**Task description**
Give all of the lines again, with nothing added or dropped.

**Given entries**
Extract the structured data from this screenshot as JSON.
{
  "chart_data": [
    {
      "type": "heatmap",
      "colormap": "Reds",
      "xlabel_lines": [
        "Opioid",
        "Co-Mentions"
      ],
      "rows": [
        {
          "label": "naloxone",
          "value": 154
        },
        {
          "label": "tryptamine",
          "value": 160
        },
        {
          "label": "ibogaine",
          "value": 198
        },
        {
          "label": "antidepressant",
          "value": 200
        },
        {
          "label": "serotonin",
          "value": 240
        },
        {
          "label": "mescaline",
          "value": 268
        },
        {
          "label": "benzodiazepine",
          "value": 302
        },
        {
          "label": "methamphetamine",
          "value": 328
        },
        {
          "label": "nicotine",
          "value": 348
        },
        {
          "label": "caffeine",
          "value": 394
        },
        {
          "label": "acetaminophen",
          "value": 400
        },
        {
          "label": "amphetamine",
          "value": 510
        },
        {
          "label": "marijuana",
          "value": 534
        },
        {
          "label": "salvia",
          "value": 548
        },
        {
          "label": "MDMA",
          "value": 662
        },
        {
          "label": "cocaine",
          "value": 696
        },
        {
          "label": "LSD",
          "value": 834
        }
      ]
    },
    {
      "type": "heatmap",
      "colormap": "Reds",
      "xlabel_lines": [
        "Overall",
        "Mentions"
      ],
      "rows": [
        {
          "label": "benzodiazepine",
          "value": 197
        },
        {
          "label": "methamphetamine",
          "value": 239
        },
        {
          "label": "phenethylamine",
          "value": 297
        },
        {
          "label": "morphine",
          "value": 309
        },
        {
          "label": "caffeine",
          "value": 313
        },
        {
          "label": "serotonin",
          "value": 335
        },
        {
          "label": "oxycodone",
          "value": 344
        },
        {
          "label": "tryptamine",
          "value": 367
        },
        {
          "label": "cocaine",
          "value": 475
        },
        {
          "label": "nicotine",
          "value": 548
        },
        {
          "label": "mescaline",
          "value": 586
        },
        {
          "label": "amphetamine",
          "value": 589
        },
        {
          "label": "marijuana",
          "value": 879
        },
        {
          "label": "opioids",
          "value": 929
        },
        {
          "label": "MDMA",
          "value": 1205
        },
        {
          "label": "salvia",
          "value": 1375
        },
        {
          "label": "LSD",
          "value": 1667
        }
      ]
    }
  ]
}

**Correct result**
Extract the structured data from this screenshot as JSON.
{
  "chart_data": [
    {
      "type": "heatmap",
      "colormap": "Reds",
      "xlabel_lines": [
        "Opioid",
        "Co-Mentions"
      ],
      "rows": [
        {
          "label": "naloxone",
          "value": 154
        },
        {
          "label": "tryptamine",
          "value": 160
        },
        {
          "label": "ibogaine",
          "value": 198
        },
        {
          "label": "antidepressant",
          "value": 200
        },
        {
          "label": "serotonin",
          "value": 240
        },
        {
          "label": "mescaline",
          "value": 268
        },
        {
          "label": "benzodiazepine",
          "value": 302
        },
        {
          "label": "methamphetamine",
          "value": 328
        },
        {
          "label": "nicotine",
          "value": 348
        },
        {
          "label": "caffeine",
          "value": 394
        },
        {
          "label": "acetaminophen",
          "value": 400
        },
        {
          "label": "amphetamine",
          "value": 510
        },
        {
          "label": "marijuana",
          "value": 534
        },
        {
          "label": "salvia",
          "value": 548
        },
        {
          "label": "MDMA",
          "value": 662
        },
        {
          "label": "cocaine",
          "value": 696
        },
        {
          "label": "LSD",
          "value": 834
        }
      ]
    },
    {
      "type": "heatmap",
      "colormap": "Reds",
      "xlabel_lines": [
        "Overall",
        "Mentions"
      ],
      "rows": [
        {
          "label": "benzodiazepine",
          "value": 197
        },
        {
          "label": "methamphetamine",
          "value": 239
        },
        {
          "label": "phenethylamine",
          "value": 297
        },
        {
          "label": "morphine",
          "value": 309
        },
        {
          "label": "caffeine",
          "value": 313
        },
        {
          "label": "serotonin",
          "value": 335
        },
        {
          "label": "oxycodone",
          "value": 344
        },
        {
          "label": "tryptamine",
          "value": 367
        },
        {
          "label": "cocaine",
          "value": 475
        },
        {
          "label": "nicotine",
          "value": 548
        },
        {
          "label": "mescaline",
          "value": 586
        },
        {
          "label": "amphetamine",
          "value": 589
        },
        {
          "label": "marijuana",
          "value": 879
        },
        {
          "label": "opioids",
          "value": 929
        },
        {
          "label": "MDMA",
          "value": 1205
        },
        {
          "label": "salvia",
          "value": 1375
        },
        {
          "label": "LSD",
          "value": 1667
        }
      ]
    }
  ]
}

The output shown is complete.